• STATED EXERCISE: Write every entry out again exactly, please, and skip the pictures.

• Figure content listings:
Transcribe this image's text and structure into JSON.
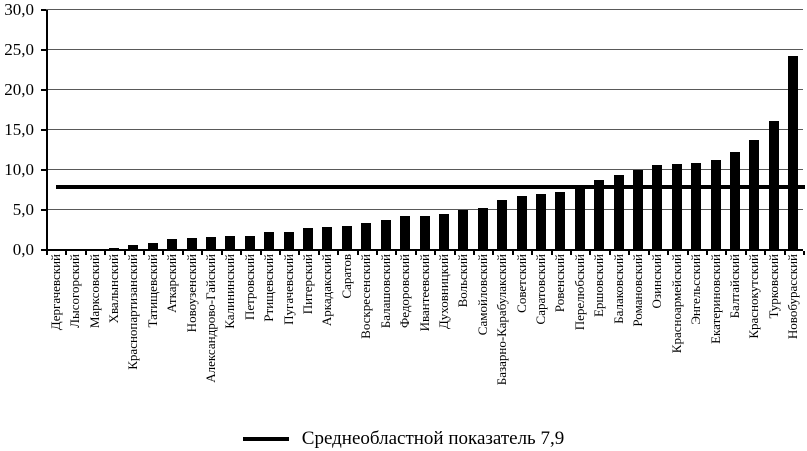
{
  "chart_data": {
    "type": "bar",
    "title": "",
    "xlabel": "",
    "ylabel": "",
    "categories": [
      "Дергачевский",
      "Лысогорский",
      "Марксовский",
      "Хвалынский",
      "Краснопартизанский",
      "Татищевский",
      "Аткарский",
      "Новоузенский",
      "Александрово-Гайский",
      "Калининский",
      "Петровский",
      "Ртищевский",
      "Пугачевский",
      "Питерский",
      "Аркадакский",
      "Саратов",
      "Воскресенский",
      "Балашовский",
      "Федоровский",
      "Ивантеевский",
      "Духовницкий",
      "Вольский",
      "Самойловский",
      "Базарно-Карабулакский",
      "Советский",
      "Саратовский",
      "Ровенский",
      "Перелюбский",
      "Ершовский",
      "Балаковский",
      "Романовский",
      "Озинский",
      "Красноармейский",
      "Энгельсский",
      "Екатериновский",
      "Балтайский",
      "Краснокутский",
      "Турковский",
      "Новобурасский"
    ],
    "values": [
      0,
      0,
      0,
      0.3,
      0.6,
      0.9,
      1.4,
      1.5,
      1.6,
      1.8,
      1.8,
      2.2,
      2.2,
      2.7,
      2.9,
      3.0,
      3.4,
      3.7,
      4.2,
      4.2,
      4.5,
      5.0,
      5.3,
      6.3,
      6.8,
      7.0,
      7.2,
      8.0,
      8.8,
      9.4,
      10.0,
      10.6,
      10.8,
      10.9,
      11.3,
      12.3,
      13.7,
      16.1,
      24.2
    ],
    "bar_color": "#000000",
    "ylim": [
      0,
      30
    ],
    "ytick_values": [
      0,
      5,
      10,
      15,
      20,
      25,
      30
    ],
    "ytick_labels": [
      "0,0",
      "5,0",
      "10,0",
      "15,0",
      "20,0",
      "25,0",
      "30,0"
    ],
    "grid": true,
    "legend_position": "bottom",
    "reference_line": {
      "value": 7.9,
      "label": "Среднеобластной показатель 7,9",
      "color": "#000000"
    }
  }
}
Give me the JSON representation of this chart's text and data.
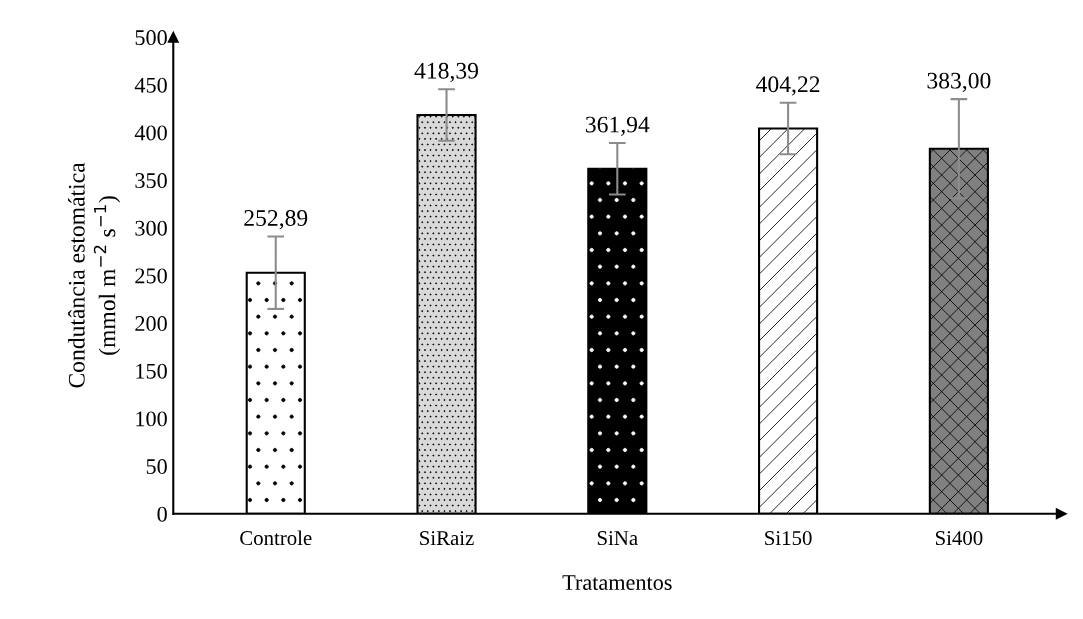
{
  "chart_data": {
    "type": "bar",
    "xlabel": "Tratamentos",
    "ylabel": "Condutância estomática\n(mmol m$^{−2}$ s$^{−1}$)",
    "categories": [
      "Controle",
      "SiRaiz",
      "SiNa",
      "Si150",
      "Si400"
    ],
    "values": [
      252.89,
      418.39,
      361.94,
      404.22,
      383.0
    ],
    "value_labels": [
      "252,89",
      "418,39",
      "361,94",
      "404,22",
      "383,00"
    ],
    "errors": [
      38,
      27,
      27,
      27,
      52
    ],
    "colors": [
      "#ffffff",
      "#d9d9d9",
      "#000000",
      "#ffffff",
      "#808080"
    ],
    "ylim": [
      0,
      500
    ],
    "yticks": [
      0,
      50,
      100,
      150,
      200,
      250,
      300,
      350,
      400,
      450,
      500
    ],
    "grid": false,
    "legend": false
  }
}
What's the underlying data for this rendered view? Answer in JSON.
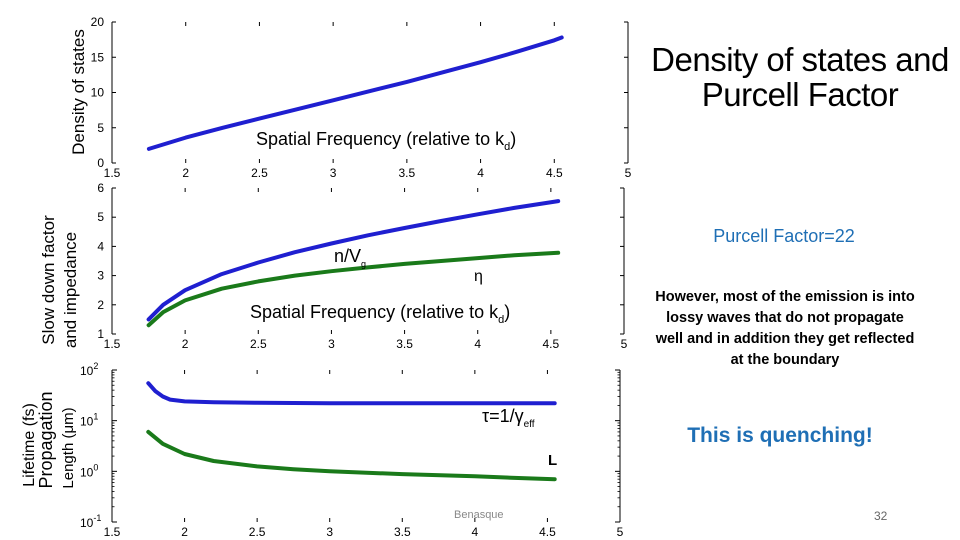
{
  "slide": {
    "title": "Density of states and Purcell Factor",
    "purcell_text": "Purcell Factor=22",
    "note_text": "However, most of the emission is into lossy waves that do not propagate well and in addition they get reflected at the boundary",
    "quench_text": "This is quenching!",
    "footer_left": "Benasque",
    "page_number": "32",
    "accent_color": "#1f6fb5"
  },
  "chart_data": [
    {
      "type": "line",
      "title": "",
      "xlabel": "Spatial Frequency (relative to kd)",
      "xlabel_main": "Spatial Frequency (relative to k",
      "xlabel_sub": "d",
      "xlabel_end": ")",
      "ylabel": "Density of states",
      "xlim": [
        1.5,
        5
      ],
      "ylim": [
        0,
        20
      ],
      "x_ticks": [
        "1.5",
        "2",
        "2.5",
        "3",
        "3.5",
        "4",
        "4.5",
        "5"
      ],
      "y_ticks": [
        "0",
        "5",
        "10",
        "15",
        "20"
      ],
      "series": [
        {
          "name": "Density of states",
          "color": "#1f1fd0",
          "x": [
            1.75,
            2.0,
            2.25,
            2.5,
            2.75,
            3.0,
            3.25,
            3.5,
            3.75,
            4.0,
            4.25,
            4.5,
            4.55
          ],
          "values": [
            2.0,
            3.6,
            5.0,
            6.3,
            7.6,
            8.9,
            10.2,
            11.5,
            12.9,
            14.3,
            15.8,
            17.4,
            17.8
          ]
        }
      ]
    },
    {
      "type": "line",
      "title": "",
      "xlabel": "Spatial Frequency (relative to kd)",
      "xlabel_main": "Spatial Frequency (relative to k",
      "xlabel_sub": "d",
      "xlabel_end": ")",
      "ylabel_line1": "Slow down factor",
      "ylabel_line2": "and impedance",
      "xlim": [
        1.5,
        5
      ],
      "ylim": [
        1,
        6
      ],
      "x_ticks": [
        "1.5",
        "2",
        "2.5",
        "3",
        "3.5",
        "4",
        "4.5",
        "5"
      ],
      "y_ticks": [
        "1",
        "2",
        "3",
        "4",
        "5",
        "6"
      ],
      "annotations": {
        "blue_main": "n/V",
        "blue_sub": "g",
        "green": "η"
      },
      "series": [
        {
          "name": "n/Vg",
          "color": "#1f1fd0",
          "x": [
            1.75,
            1.85,
            2.0,
            2.25,
            2.5,
            2.75,
            3.0,
            3.25,
            3.5,
            3.75,
            4.0,
            4.25,
            4.55
          ],
          "values": [
            1.5,
            2.0,
            2.5,
            3.05,
            3.45,
            3.8,
            4.1,
            4.38,
            4.63,
            4.87,
            5.1,
            5.32,
            5.55
          ]
        },
        {
          "name": "η",
          "color": "#1a7a1a",
          "x": [
            1.75,
            1.85,
            2.0,
            2.25,
            2.5,
            2.75,
            3.0,
            3.25,
            3.5,
            3.75,
            4.0,
            4.25,
            4.55
          ],
          "values": [
            1.3,
            1.75,
            2.15,
            2.55,
            2.8,
            3.0,
            3.15,
            3.28,
            3.4,
            3.5,
            3.6,
            3.7,
            3.78
          ]
        }
      ]
    },
    {
      "type": "line",
      "title": "",
      "xlabel": "",
      "ylabel_line1": "Lifetime (fs)",
      "ylabel_line2": "Propagation",
      "ylabel_line3": "Length (μm)",
      "y_scale": "log",
      "xlim": [
        1.5,
        5
      ],
      "ylim": [
        0.1,
        100
      ],
      "x_ticks": [
        "1.5",
        "2",
        "2.5",
        "3",
        "3.5",
        "4",
        "4.5",
        "5"
      ],
      "y_ticks": [
        {
          "base": "10",
          "exp": "-1"
        },
        {
          "base": "10",
          "exp": "0"
        },
        {
          "base": "10",
          "exp": "1"
        },
        {
          "base": "10",
          "exp": "2"
        }
      ],
      "annotations": {
        "tau_text": "τ=1/γ",
        "tau_sub": "eff",
        "L_text": "L"
      },
      "series": [
        {
          "name": "τ=1/γeff",
          "color": "#1f1fd0",
          "x": [
            1.75,
            1.8,
            1.85,
            1.9,
            2.0,
            2.2,
            2.5,
            3.0,
            3.5,
            4.0,
            4.5,
            4.55
          ],
          "values": [
            55,
            38,
            30,
            26,
            24,
            23,
            22.5,
            22,
            22,
            22,
            22,
            22
          ]
        },
        {
          "name": "L",
          "color": "#1a7a1a",
          "x": [
            1.75,
            1.85,
            2.0,
            2.2,
            2.5,
            2.75,
            3.0,
            3.5,
            4.0,
            4.25,
            4.55
          ],
          "values": [
            6.0,
            3.5,
            2.2,
            1.6,
            1.25,
            1.1,
            1.0,
            0.88,
            0.8,
            0.75,
            0.7
          ]
        }
      ]
    }
  ]
}
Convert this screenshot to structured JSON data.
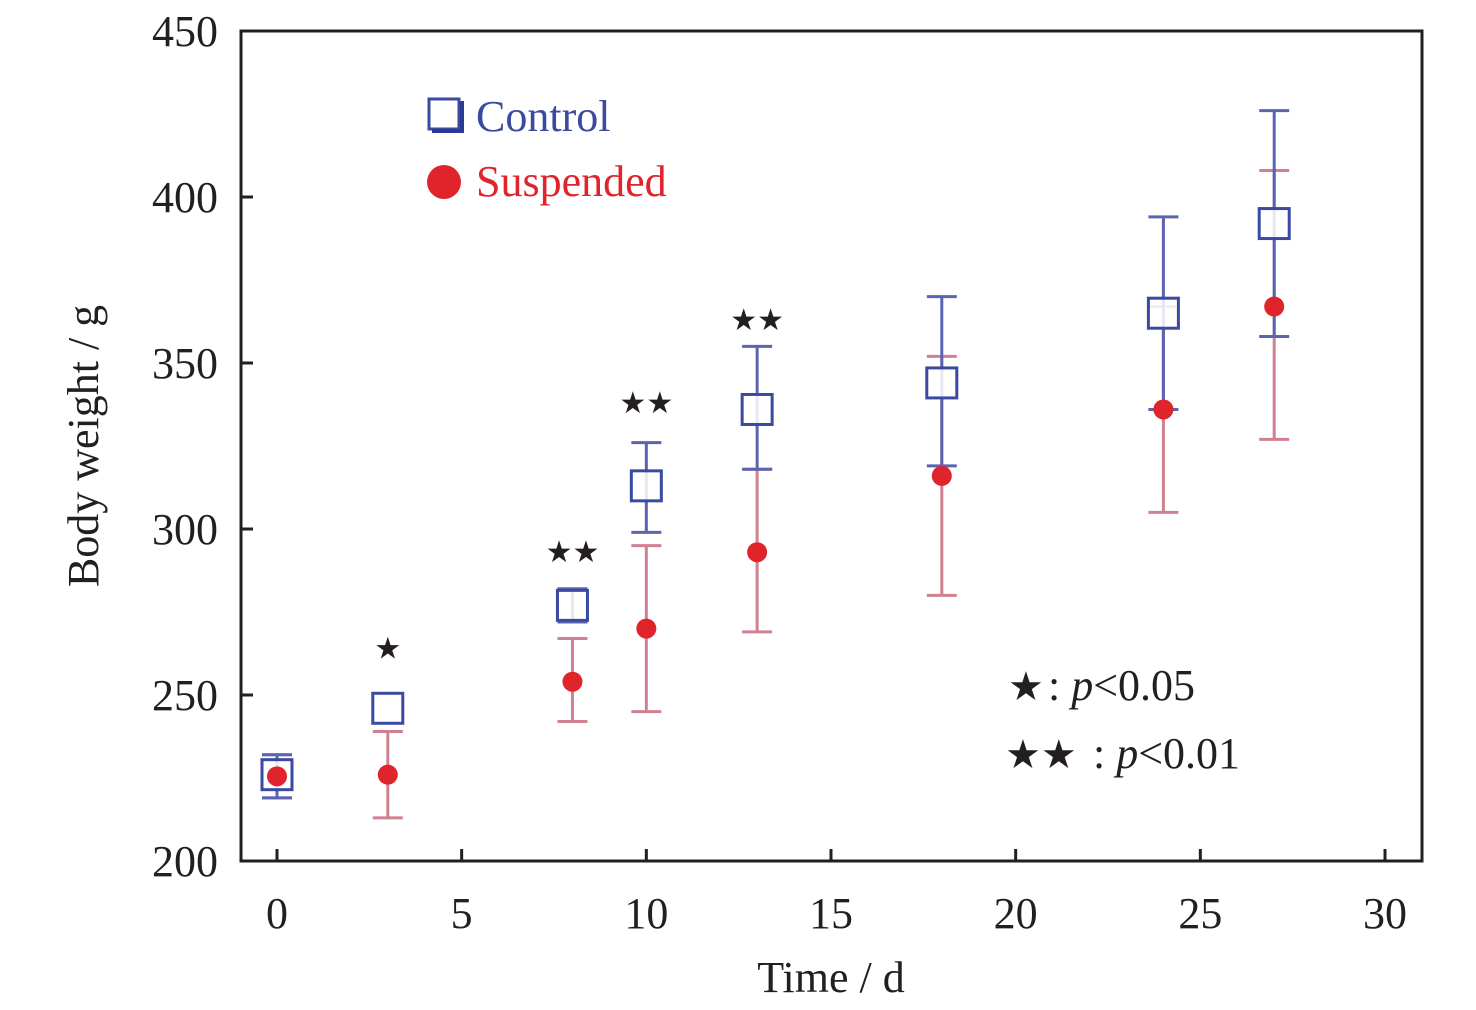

• EXERCISE RESULT:
Transcribe this image's text and structure into JSON.
{
  "chart_data": {
    "type": "bar",
    "title": "",
    "xlabel": "",
    "ylabel": "",
    "categories": [
      "Дергачевский",
      "Лысогорский",
      "Марксовский",
      "Хвалынский",
      "Краснопартизанский",
      "Татищевский",
      "Аткарский",
      "Новоузенский",
      "Александрово-Гайский",
      "Калининский",
      "Петровский",
      "Ртищевский",
      "Пугачевский",
      "Питерский",
      "Аркадакский",
      "Саратов",
      "Воскресенский",
      "Балашовский",
      "Федоровский",
      "Ивантеевский",
      "Духовницкий",
      "Вольский",
      "Самойловский",
      "Базарно-Карабулакский",
      "Советский",
      "Саратовский",
      "Ровенский",
      "Перелюбский",
      "Ершовский",
      "Балаковский",
      "Романовский",
      "Озинский",
      "Красноармейский",
      "Энгельсский",
      "Екатериновский",
      "Балтайский",
      "Краснокутский",
      "Турковский",
      "Новобурасский"
    ],
    "values": [
      0,
      0,
      0,
      0.3,
      0.6,
      0.9,
      1.4,
      1.5,
      1.6,
      1.8,
      1.8,
      2.2,
      2.2,
      2.7,
      2.9,
      3.0,
      3.4,
      3.7,
      4.2,
      4.2,
      4.5,
      5.0,
      5.3,
      6.3,
      6.8,
      7.0,
      7.2,
      8.0,
      8.8,
      9.4,
      10.0,
      10.6,
      10.8,
      10.9,
      11.3,
      12.3,
      13.7,
      16.1,
      24.2
    ],
    "bar_color": "#000000",
    "ylim": [
      0,
      30
    ],
    "ytick_values": [
      0,
      5,
      10,
      15,
      20,
      25,
      30
    ],
    "ytick_labels": [
      "0,0",
      "5,0",
      "10,0",
      "15,0",
      "20,0",
      "25,0",
      "30,0"
    ],
    "grid": true,
    "legend_position": "bottom",
    "reference_line": {
      "value": 7.9,
      "label": "Среднеобластной показатель 7,9",
      "color": "#000000"
    }
  }
}
Give me the JSON representation of this chart's text and data.
{
  "chart_data": {
    "type": "bar",
    "xlabel": "Tratamentos",
    "ylabel": "Condutância estomática\n(mmol m$^{−2}$ s$^{−1}$)",
    "categories": [
      "Controle",
      "SiRaiz",
      "SiNa",
      "Si150",
      "Si400"
    ],
    "values": [
      252.89,
      418.39,
      361.94,
      404.22,
      383.0
    ],
    "value_labels": [
      "252,89",
      "418,39",
      "361,94",
      "404,22",
      "383,00"
    ],
    "errors": [
      38,
      27,
      27,
      27,
      52
    ],
    "colors": [
      "#ffffff",
      "#d9d9d9",
      "#000000",
      "#ffffff",
      "#808080"
    ],
    "ylim": [
      0,
      500
    ],
    "yticks": [
      0,
      50,
      100,
      150,
      200,
      250,
      300,
      350,
      400,
      450,
      500
    ],
    "grid": false,
    "legend": false
  }
}
What's the underlying data for this rendered view? Answer in JSON.
{
  "slide": {
    "title": "Density of states and Purcell Factor",
    "purcell_text": "Purcell Factor=22",
    "note_text": "However, most of the emission is into lossy waves that do not propagate well and in addition they get reflected at the boundary",
    "quench_text": "This is quenching!",
    "footer_left": "Benasque",
    "page_number": "32",
    "accent_color": "#1f6fb5"
  },
  "chart_data": [
    {
      "type": "line",
      "title": "",
      "xlabel": "Spatial Frequency (relative to kd)",
      "xlabel_main": "Spatial Frequency (relative to k",
      "xlabel_sub": "d",
      "xlabel_end": ")",
      "ylabel": "Density of states",
      "xlim": [
        1.5,
        5
      ],
      "ylim": [
        0,
        20
      ],
      "x_ticks": [
        "1.5",
        "2",
        "2.5",
        "3",
        "3.5",
        "4",
        "4.5",
        "5"
      ],
      "y_ticks": [
        "0",
        "5",
        "10",
        "15",
        "20"
      ],
      "series": [
        {
          "name": "Density of states",
          "color": "#1f1fd0",
          "x": [
            1.75,
            2.0,
            2.25,
            2.5,
            2.75,
            3.0,
            3.25,
            3.5,
            3.75,
            4.0,
            4.25,
            4.5,
            4.55
          ],
          "values": [
            2.0,
            3.6,
            5.0,
            6.3,
            7.6,
            8.9,
            10.2,
            11.5,
            12.9,
            14.3,
            15.8,
            17.4,
            17.8
          ]
        }
      ]
    },
    {
      "type": "line",
      "title": "",
      "xlabel": "Spatial Frequency (relative to kd)",
      "xlabel_main": "Spatial Frequency (relative to k",
      "xlabel_sub": "d",
      "xlabel_end": ")",
      "ylabel_line1": "Slow down factor",
      "ylabel_line2": "and impedance",
      "xlim": [
        1.5,
        5
      ],
      "ylim": [
        1,
        6
      ],
      "x_ticks": [
        "1.5",
        "2",
        "2.5",
        "3",
        "3.5",
        "4",
        "4.5",
        "5"
      ],
      "y_ticks": [
        "1",
        "2",
        "3",
        "4",
        "5",
        "6"
      ],
      "annotations": {
        "blue_main": "n/V",
        "blue_sub": "g",
        "green": "η"
      },
      "series": [
        {
          "name": "n/Vg",
          "color": "#1f1fd0",
          "x": [
            1.75,
            1.85,
            2.0,
            2.25,
            2.5,
            2.75,
            3.0,
            3.25,
            3.5,
            3.75,
            4.0,
            4.25,
            4.55
          ],
          "values": [
            1.5,
            2.0,
            2.5,
            3.05,
            3.45,
            3.8,
            4.1,
            4.38,
            4.63,
            4.87,
            5.1,
            5.32,
            5.55
          ]
        },
        {
          "name": "η",
          "color": "#1a7a1a",
          "x": [
            1.75,
            1.85,
            2.0,
            2.25,
            2.5,
            2.75,
            3.0,
            3.25,
            3.5,
            3.75,
            4.0,
            4.25,
            4.55
          ],
          "values": [
            1.3,
            1.75,
            2.15,
            2.55,
            2.8,
            3.0,
            3.15,
            3.28,
            3.4,
            3.5,
            3.6,
            3.7,
            3.78
          ]
        }
      ]
    },
    {
      "type": "line",
      "title": "",
      "xlabel": "",
      "ylabel_line1": "Lifetime (fs)",
      "ylabel_line2": "Propagation",
      "ylabel_line3": "Length (μm)",
      "y_scale": "log",
      "xlim": [
        1.5,
        5
      ],
      "ylim": [
        0.1,
        100
      ],
      "x_ticks": [
        "1.5",
        "2",
        "2.5",
        "3",
        "3.5",
        "4",
        "4.5",
        "5"
      ],
      "y_ticks": [
        {
          "base": "10",
          "exp": "-1"
        },
        {
          "base": "10",
          "exp": "0"
        },
        {
          "base": "10",
          "exp": "1"
        },
        {
          "base": "10",
          "exp": "2"
        }
      ],
      "annotations": {
        "tau_text": "τ=1/γ",
        "tau_sub": "eff",
        "L_text": "L"
      },
      "series": [
        {
          "name": "τ=1/γeff",
          "color": "#1f1fd0",
          "x": [
            1.75,
            1.8,
            1.85,
            1.9,
            2.0,
            2.2,
            2.5,
            3.0,
            3.5,
            4.0,
            4.5,
            4.55
          ],
          "values": [
            55,
            38,
            30,
            26,
            24,
            23,
            22.5,
            22,
            22,
            22,
            22,
            22
          ]
        },
        {
          "name": "L",
          "color": "#1a7a1a",
          "x": [
            1.75,
            1.85,
            2.0,
            2.2,
            2.5,
            2.75,
            3.0,
            3.5,
            4.0,
            4.25,
            4.55
          ],
          "values": [
            6.0,
            3.5,
            2.2,
            1.6,
            1.25,
            1.1,
            1.0,
            0.88,
            0.8,
            0.75,
            0.7
          ]
        }
      ]
    }
  ]
}
Convert this screenshot to structured JSON data.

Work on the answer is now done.